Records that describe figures
+ + + + +

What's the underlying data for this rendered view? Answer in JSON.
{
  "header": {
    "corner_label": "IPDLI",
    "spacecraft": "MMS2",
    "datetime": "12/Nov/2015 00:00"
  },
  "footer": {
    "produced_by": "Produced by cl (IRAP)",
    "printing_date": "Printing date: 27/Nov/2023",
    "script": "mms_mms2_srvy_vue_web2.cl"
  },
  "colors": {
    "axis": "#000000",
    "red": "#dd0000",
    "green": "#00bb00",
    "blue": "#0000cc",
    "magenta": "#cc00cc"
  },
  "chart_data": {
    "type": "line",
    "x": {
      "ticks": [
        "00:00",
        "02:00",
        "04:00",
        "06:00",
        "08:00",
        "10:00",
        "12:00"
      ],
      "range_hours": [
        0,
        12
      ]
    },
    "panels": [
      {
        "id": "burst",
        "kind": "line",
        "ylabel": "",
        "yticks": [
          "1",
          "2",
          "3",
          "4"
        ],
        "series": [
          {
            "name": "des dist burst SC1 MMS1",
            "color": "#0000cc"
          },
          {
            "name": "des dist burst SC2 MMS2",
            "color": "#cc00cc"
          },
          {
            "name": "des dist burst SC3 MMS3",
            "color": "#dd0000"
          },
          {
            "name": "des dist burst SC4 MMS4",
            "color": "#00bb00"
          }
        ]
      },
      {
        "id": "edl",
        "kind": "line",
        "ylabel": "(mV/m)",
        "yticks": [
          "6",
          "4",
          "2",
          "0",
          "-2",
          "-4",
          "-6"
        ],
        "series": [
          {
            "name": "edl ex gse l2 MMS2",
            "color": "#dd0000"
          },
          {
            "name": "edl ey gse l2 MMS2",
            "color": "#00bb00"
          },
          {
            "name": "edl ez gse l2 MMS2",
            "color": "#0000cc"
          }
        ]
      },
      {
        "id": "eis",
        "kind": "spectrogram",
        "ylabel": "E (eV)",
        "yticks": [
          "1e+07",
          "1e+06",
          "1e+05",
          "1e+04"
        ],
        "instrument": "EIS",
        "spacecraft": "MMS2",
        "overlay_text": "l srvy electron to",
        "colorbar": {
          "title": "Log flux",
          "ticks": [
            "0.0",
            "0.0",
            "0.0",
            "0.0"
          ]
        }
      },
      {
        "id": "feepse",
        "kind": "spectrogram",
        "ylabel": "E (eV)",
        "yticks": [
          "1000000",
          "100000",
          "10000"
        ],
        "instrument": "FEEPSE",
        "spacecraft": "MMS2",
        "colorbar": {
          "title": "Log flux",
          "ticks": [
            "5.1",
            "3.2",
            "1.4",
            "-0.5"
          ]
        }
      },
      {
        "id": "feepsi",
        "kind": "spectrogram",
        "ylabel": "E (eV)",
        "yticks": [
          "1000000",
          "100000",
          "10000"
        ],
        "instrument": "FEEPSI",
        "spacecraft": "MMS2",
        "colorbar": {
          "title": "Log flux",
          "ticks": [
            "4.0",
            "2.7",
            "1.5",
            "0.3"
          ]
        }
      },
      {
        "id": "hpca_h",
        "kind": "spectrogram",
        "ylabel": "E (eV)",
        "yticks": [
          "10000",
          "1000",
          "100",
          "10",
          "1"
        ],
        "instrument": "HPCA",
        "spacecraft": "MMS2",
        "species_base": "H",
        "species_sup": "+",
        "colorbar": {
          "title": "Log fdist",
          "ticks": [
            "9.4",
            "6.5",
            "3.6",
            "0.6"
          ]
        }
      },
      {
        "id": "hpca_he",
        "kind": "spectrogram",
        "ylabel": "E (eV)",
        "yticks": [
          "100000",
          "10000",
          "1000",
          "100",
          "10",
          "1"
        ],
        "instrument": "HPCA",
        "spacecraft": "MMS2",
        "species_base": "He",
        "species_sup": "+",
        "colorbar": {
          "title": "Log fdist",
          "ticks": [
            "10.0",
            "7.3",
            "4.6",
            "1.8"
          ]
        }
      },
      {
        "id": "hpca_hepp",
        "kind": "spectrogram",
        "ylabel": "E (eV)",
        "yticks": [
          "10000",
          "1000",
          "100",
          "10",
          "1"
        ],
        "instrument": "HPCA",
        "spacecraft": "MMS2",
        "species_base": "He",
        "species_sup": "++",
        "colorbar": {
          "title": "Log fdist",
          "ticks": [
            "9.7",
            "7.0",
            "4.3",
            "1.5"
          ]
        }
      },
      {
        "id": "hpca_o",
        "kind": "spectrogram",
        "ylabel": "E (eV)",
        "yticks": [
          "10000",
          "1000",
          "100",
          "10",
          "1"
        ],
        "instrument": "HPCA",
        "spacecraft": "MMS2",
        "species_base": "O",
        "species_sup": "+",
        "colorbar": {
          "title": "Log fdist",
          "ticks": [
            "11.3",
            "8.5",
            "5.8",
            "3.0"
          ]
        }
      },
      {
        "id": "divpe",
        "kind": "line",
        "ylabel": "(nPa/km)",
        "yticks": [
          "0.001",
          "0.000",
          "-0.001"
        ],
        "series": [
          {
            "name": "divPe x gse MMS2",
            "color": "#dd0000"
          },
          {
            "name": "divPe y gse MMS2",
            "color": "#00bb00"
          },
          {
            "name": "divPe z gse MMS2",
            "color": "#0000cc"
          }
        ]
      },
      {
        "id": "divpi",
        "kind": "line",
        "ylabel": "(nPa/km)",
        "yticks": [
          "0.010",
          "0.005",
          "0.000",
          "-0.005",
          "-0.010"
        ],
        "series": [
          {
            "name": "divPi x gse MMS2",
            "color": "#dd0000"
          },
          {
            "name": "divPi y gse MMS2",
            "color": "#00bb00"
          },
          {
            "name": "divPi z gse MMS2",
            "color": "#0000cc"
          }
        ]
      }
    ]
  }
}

+ + + + +

▶ _Instructions for the task_:
Return every record above exactly as it appears.

▶ _Complete response_:
What's the underlying data for this rendered view? Answer in JSON.
{
  "header": {
    "corner_label": "IPDLI",
    "spacecraft": "MMS2",
    "datetime": "12/Nov/2015 00:00"
  },
  "footer": {
    "produced_by": "Produced by cl (IRAP)",
    "printing_date": "Printing date: 27/Nov/2023",
    "script": "mms_mms2_srvy_vue_web2.cl"
  },
  "colors": {
    "axis": "#000000",
    "red": "#dd0000",
    "green": "#00bb00",
    "blue": "#0000cc",
    "magenta": "#cc00cc"
  },
  "chart_data": {
    "type": "line",
    "x": {
      "ticks": [
        "00:00",
        "02:00",
        "04:00",
        "06:00",
        "08:00",
        "10:00",
        "12:00"
      ],
      "range_hours": [
        0,
        12
      ]
    },
    "panels": [
      {
        "id": "burst",
        "kind": "line",
        "ylabel": "",
        "yticks": [
          "1",
          "2",
          "3",
          "4"
        ],
        "series": [
          {
            "name": "des dist burst SC1 MMS1",
            "color": "#0000cc"
          },
          {
            "name": "des dist burst SC2 MMS2",
            "color": "#cc00cc"
          },
          {
            "name": "des dist burst SC3 MMS3",
            "color": "#dd0000"
          },
          {
            "name": "des dist burst SC4 MMS4",
            "color": "#00bb00"
          }
        ]
      },
      {
        "id": "edl",
        "kind": "line",
        "ylabel": "(mV/m)",
        "yticks": [
          "6",
          "4",
          "2",
          "0",
          "-2",
          "-4",
          "-6"
        ],
        "series": [
          {
            "name": "edl ex gse l2 MMS2",
            "color": "#dd0000"
          },
          {
            "name": "edl ey gse l2 MMS2",
            "color": "#00bb00"
          },
          {
            "name": "edl ez gse l2 MMS2",
            "color": "#0000cc"
          }
        ]
      },
      {
        "id": "eis",
        "kind": "spectrogram",
        "ylabel": "E (eV)",
        "yticks": [
          "1e+07",
          "1e+06",
          "1e+05",
          "1e+04"
        ],
        "instrument": "EIS",
        "spacecraft": "MMS2",
        "overlay_text": "l srvy electron to",
        "colorbar": {
          "title": "Log flux",
          "ticks": [
            "0.0",
            "0.0",
            "0.0",
            "0.0"
          ]
        }
      },
      {
        "id": "feepse",
        "kind": "spectrogram",
        "ylabel": "E (eV)",
        "yticks": [
          "1000000",
          "100000",
          "10000"
        ],
        "instrument": "FEEPSE",
        "spacecraft": "MMS2",
        "colorbar": {
          "title": "Log flux",
          "ticks": [
            "5.1",
            "3.2",
            "1.4",
            "-0.5"
          ]
        }
      },
      {
        "id": "feepsi",
        "kind": "spectrogram",
        "ylabel": "E (eV)",
        "yticks": [
          "1000000",
          "100000",
          "10000"
        ],
        "instrument": "FEEPSI",
        "spacecraft": "MMS2",
        "colorbar": {
          "title": "Log flux",
          "ticks": [
            "4.0",
            "2.7",
            "1.5",
            "0.3"
          ]
        }
      },
      {
        "id": "hpca_h",
        "kind": "spectrogram",
        "ylabel": "E (eV)",
        "yticks": [
          "10000",
          "1000",
          "100",
          "10",
          "1"
        ],
        "instrument": "HPCA",
        "spacecraft": "MMS2",
        "species_base": "H",
        "species_sup": "+",
        "colorbar": {
          "title": "Log fdist",
          "ticks": [
            "9.4",
            "6.5",
            "3.6",
            "0.6"
          ]
        }
      },
      {
        "id": "hpca_he",
        "kind": "spectrogram",
        "ylabel": "E (eV)",
        "yticks": [
          "100000",
          "10000",
          "1000",
          "100",
          "10",
          "1"
        ],
        "instrument": "HPCA",
        "spacecraft": "MMS2",
        "species_base": "He",
        "species_sup": "+",
        "colorbar": {
          "title": "Log fdist",
          "ticks": [
            "10.0",
            "7.3",
            "4.6",
            "1.8"
          ]
        }
      },
      {
        "id": "hpca_hepp",
        "kind": "spectrogram",
        "ylabel": "E (eV)",
        "yticks": [
          "10000",
          "1000",
          "100",
          "10",
          "1"
        ],
        "instrument": "HPCA",
        "spacecraft": "MMS2",
        "species_base": "He",
        "species_sup": "++",
        "colorbar": {
          "title": "Log fdist",
          "ticks": [
            "9.7",
            "7.0",
            "4.3",
            "1.5"
          ]
        }
      },
      {
        "id": "hpca_o",
        "kind": "spectrogram",
        "ylabel": "E (eV)",
        "yticks": [
          "10000",
          "1000",
          "100",
          "10",
          "1"
        ],
        "instrument": "HPCA",
        "spacecraft": "MMS2",
        "species_base": "O",
        "species_sup": "+",
        "colorbar": {
          "title": "Log fdist",
          "ticks": [
            "11.3",
            "8.5",
            "5.8",
            "3.0"
          ]
        }
      },
      {
        "id": "divpe",
        "kind": "line",
        "ylabel": "(nPa/km)",
        "yticks": [
          "0.001",
          "0.000",
          "-0.001"
        ],
        "series": [
          {
            "name": "divPe x gse MMS2",
            "color": "#dd0000"
          },
          {
            "name": "divPe y gse MMS2",
            "color": "#00bb00"
          },
          {
            "name": "divPe z gse MMS2",
            "color": "#0000cc"
          }
        ]
      },
      {
        "id": "divpi",
        "kind": "line",
        "ylabel": "(nPa/km)",
        "yticks": [
          "0.010",
          "0.005",
          "0.000",
          "-0.005",
          "-0.010"
        ],
        "series": [
          {
            "name": "divPi x gse MMS2",
            "color": "#dd0000"
          },
          {
            "name": "divPi y gse MMS2",
            "color": "#00bb00"
          },
          {
            "name": "divPi z gse MMS2",
            "color": "#0000cc"
          }
        ]
      }
    ]
  }
}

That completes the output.